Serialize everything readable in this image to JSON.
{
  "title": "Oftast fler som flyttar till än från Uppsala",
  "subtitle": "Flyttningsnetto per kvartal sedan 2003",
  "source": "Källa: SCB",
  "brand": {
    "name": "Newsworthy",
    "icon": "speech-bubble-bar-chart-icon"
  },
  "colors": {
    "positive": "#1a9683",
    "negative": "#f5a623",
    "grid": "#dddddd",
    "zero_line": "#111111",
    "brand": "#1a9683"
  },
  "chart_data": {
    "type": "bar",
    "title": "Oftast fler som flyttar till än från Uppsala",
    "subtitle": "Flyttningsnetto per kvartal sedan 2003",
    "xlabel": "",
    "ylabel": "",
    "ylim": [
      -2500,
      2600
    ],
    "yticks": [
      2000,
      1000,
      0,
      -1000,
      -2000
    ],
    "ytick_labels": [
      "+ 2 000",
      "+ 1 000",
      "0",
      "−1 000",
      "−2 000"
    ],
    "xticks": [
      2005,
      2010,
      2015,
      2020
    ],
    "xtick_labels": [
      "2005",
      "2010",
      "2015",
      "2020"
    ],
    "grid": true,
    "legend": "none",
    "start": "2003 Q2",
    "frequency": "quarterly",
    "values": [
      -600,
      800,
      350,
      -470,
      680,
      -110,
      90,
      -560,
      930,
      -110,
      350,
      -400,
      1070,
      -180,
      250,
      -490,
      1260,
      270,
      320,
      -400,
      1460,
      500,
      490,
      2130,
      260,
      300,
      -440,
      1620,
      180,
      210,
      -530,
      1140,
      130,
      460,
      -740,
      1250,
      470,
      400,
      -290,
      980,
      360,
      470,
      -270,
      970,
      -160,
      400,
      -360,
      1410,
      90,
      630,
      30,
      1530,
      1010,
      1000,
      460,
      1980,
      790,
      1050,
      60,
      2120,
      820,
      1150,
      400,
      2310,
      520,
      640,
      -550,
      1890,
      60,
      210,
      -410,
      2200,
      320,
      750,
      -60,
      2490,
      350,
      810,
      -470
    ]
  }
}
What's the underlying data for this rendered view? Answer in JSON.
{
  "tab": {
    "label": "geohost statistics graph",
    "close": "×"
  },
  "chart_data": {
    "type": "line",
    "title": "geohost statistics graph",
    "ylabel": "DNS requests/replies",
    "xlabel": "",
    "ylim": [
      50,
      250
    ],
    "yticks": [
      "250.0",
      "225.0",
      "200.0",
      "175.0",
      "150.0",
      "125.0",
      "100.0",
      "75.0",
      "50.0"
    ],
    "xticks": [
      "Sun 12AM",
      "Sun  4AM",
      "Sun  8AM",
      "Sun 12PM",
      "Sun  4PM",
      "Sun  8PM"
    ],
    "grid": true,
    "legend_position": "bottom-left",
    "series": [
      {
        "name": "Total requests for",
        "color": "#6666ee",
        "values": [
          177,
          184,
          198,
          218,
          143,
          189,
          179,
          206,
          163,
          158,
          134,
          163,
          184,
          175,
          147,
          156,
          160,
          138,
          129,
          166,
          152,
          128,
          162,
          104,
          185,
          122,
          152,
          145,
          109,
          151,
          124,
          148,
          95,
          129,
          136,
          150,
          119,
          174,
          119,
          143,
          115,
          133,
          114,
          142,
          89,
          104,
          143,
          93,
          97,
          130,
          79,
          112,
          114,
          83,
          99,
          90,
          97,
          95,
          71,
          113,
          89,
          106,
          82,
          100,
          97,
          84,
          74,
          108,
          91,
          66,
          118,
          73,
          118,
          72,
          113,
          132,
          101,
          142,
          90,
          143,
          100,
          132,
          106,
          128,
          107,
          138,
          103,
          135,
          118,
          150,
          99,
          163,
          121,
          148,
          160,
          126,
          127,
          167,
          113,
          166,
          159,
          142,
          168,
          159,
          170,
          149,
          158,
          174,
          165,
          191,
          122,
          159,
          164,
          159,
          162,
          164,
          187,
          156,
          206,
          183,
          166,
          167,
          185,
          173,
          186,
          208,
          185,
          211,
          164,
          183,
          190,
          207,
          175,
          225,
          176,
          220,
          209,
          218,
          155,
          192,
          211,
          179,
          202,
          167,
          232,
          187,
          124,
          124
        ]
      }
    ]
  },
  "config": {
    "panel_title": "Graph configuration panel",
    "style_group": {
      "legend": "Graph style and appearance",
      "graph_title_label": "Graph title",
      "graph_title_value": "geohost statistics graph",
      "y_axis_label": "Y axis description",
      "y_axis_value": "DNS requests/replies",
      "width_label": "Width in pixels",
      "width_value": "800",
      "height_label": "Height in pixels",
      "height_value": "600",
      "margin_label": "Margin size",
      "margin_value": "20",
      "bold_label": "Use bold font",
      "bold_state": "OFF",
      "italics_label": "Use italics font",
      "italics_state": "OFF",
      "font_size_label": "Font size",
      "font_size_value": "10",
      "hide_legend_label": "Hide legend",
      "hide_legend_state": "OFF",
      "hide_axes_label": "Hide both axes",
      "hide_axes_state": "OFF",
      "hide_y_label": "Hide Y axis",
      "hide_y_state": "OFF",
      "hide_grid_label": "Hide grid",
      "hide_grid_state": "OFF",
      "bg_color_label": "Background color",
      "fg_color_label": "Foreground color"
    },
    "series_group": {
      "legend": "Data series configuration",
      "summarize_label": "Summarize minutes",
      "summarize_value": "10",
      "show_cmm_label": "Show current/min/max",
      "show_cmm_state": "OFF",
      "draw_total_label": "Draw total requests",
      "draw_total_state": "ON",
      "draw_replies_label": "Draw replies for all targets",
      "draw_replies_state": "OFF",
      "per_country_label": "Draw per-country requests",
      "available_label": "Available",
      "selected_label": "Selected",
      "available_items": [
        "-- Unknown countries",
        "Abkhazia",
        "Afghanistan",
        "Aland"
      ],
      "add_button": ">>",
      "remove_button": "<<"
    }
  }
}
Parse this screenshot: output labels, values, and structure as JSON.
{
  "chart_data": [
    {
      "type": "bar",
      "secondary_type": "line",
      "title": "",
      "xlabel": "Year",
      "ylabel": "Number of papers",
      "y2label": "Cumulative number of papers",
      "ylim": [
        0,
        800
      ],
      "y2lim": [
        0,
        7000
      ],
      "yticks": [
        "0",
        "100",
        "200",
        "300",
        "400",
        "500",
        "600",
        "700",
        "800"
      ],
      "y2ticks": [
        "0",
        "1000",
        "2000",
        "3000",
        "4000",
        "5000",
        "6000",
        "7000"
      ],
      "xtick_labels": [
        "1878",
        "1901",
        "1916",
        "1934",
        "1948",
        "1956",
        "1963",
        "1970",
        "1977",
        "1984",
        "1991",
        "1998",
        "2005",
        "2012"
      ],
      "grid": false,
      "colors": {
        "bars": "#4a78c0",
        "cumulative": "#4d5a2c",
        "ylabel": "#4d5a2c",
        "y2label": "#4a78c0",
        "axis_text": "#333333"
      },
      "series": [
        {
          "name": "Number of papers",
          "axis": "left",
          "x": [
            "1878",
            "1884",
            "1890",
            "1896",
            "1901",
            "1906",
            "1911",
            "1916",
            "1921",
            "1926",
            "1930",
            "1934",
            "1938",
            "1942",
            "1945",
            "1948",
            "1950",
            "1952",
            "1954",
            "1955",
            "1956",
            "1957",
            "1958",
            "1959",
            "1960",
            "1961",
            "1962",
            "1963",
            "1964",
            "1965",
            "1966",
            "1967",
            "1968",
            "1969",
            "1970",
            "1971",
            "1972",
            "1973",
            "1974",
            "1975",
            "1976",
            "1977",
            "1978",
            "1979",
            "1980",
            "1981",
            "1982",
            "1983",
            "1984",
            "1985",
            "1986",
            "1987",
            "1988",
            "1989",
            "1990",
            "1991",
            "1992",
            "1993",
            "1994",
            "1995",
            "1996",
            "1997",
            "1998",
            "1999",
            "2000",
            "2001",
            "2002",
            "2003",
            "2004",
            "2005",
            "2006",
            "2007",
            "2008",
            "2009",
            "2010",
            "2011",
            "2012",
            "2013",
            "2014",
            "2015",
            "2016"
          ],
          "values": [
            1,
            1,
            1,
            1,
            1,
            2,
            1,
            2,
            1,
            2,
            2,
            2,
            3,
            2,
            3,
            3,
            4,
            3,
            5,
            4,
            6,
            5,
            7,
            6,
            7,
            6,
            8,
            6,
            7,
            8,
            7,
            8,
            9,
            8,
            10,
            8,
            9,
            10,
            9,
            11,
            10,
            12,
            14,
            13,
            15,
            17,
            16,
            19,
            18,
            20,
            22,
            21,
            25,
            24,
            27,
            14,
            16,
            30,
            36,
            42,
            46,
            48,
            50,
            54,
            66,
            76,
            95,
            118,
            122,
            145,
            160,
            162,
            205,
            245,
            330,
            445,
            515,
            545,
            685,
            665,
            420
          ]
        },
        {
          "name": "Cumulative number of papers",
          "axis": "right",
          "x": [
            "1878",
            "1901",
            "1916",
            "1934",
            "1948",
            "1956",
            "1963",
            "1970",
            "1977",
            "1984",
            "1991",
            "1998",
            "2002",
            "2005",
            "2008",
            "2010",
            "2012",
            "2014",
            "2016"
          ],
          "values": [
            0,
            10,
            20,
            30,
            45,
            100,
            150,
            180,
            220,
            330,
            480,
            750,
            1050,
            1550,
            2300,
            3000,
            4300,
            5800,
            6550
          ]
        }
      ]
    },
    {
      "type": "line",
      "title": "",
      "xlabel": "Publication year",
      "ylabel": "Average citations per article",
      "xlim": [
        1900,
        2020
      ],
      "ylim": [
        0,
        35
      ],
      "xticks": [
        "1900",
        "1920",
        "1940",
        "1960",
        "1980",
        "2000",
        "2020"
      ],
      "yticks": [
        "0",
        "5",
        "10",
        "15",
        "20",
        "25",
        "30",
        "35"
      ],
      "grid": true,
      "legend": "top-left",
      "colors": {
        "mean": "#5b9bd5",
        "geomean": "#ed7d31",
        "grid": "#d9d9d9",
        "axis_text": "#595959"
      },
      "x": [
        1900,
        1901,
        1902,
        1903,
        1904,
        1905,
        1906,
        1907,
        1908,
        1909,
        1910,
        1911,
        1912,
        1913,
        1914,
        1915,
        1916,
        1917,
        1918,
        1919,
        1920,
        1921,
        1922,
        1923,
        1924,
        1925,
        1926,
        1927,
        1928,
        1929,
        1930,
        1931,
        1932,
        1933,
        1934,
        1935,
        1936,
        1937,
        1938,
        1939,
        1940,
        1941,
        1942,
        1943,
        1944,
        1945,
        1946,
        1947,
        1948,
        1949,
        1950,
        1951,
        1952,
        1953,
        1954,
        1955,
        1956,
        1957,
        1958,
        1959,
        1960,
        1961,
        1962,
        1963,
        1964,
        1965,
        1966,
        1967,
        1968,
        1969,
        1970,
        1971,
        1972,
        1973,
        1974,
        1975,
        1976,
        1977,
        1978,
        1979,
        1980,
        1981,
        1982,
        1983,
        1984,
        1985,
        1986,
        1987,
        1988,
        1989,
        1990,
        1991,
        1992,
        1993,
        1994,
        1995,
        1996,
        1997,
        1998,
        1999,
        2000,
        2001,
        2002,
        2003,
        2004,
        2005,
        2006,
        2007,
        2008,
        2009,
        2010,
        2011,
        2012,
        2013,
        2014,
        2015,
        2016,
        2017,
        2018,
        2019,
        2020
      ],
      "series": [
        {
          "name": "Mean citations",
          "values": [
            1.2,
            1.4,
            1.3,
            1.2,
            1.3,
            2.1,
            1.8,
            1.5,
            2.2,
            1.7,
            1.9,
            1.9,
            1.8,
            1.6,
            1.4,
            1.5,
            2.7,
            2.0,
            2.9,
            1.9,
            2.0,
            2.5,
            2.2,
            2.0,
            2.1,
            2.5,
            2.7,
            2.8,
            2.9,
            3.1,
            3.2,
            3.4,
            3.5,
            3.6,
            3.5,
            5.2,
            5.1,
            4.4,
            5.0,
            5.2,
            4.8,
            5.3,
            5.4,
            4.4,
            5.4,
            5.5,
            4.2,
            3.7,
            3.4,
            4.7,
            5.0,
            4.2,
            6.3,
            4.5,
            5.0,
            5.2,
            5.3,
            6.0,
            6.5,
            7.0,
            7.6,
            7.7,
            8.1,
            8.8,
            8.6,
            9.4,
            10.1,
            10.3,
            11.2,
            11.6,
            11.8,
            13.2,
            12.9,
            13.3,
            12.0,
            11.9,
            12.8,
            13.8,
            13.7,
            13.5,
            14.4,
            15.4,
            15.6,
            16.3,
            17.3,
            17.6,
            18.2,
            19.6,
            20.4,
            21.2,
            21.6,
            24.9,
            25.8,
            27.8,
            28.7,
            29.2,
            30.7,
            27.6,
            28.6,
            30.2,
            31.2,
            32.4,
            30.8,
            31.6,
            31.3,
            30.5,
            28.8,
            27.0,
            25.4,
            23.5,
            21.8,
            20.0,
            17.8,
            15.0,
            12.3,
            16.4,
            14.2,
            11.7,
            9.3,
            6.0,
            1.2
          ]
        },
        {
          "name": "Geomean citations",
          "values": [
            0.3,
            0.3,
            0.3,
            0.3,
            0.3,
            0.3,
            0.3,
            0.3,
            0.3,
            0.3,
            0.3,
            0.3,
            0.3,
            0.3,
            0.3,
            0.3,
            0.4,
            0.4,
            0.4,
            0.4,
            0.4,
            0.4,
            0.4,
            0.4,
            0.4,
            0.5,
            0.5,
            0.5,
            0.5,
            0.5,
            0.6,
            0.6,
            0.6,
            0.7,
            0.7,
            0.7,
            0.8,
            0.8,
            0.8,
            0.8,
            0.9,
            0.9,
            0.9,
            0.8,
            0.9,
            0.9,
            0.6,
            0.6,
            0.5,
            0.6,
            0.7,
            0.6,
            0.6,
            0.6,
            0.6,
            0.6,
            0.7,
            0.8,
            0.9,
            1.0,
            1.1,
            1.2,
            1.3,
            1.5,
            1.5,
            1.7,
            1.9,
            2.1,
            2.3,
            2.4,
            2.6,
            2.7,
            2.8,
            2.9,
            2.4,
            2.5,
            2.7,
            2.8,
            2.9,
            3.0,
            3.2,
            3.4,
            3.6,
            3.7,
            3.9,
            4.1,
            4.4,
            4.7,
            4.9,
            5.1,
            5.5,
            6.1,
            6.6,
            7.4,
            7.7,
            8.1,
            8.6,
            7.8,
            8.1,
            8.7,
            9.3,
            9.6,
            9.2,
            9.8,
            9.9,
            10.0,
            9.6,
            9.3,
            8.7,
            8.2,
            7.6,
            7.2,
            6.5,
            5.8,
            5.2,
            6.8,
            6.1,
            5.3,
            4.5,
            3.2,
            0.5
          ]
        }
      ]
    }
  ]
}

• [Stated exercise]:
Give only the number of lines in the entries above that hold the string "citations".

• [Exercise output]:
3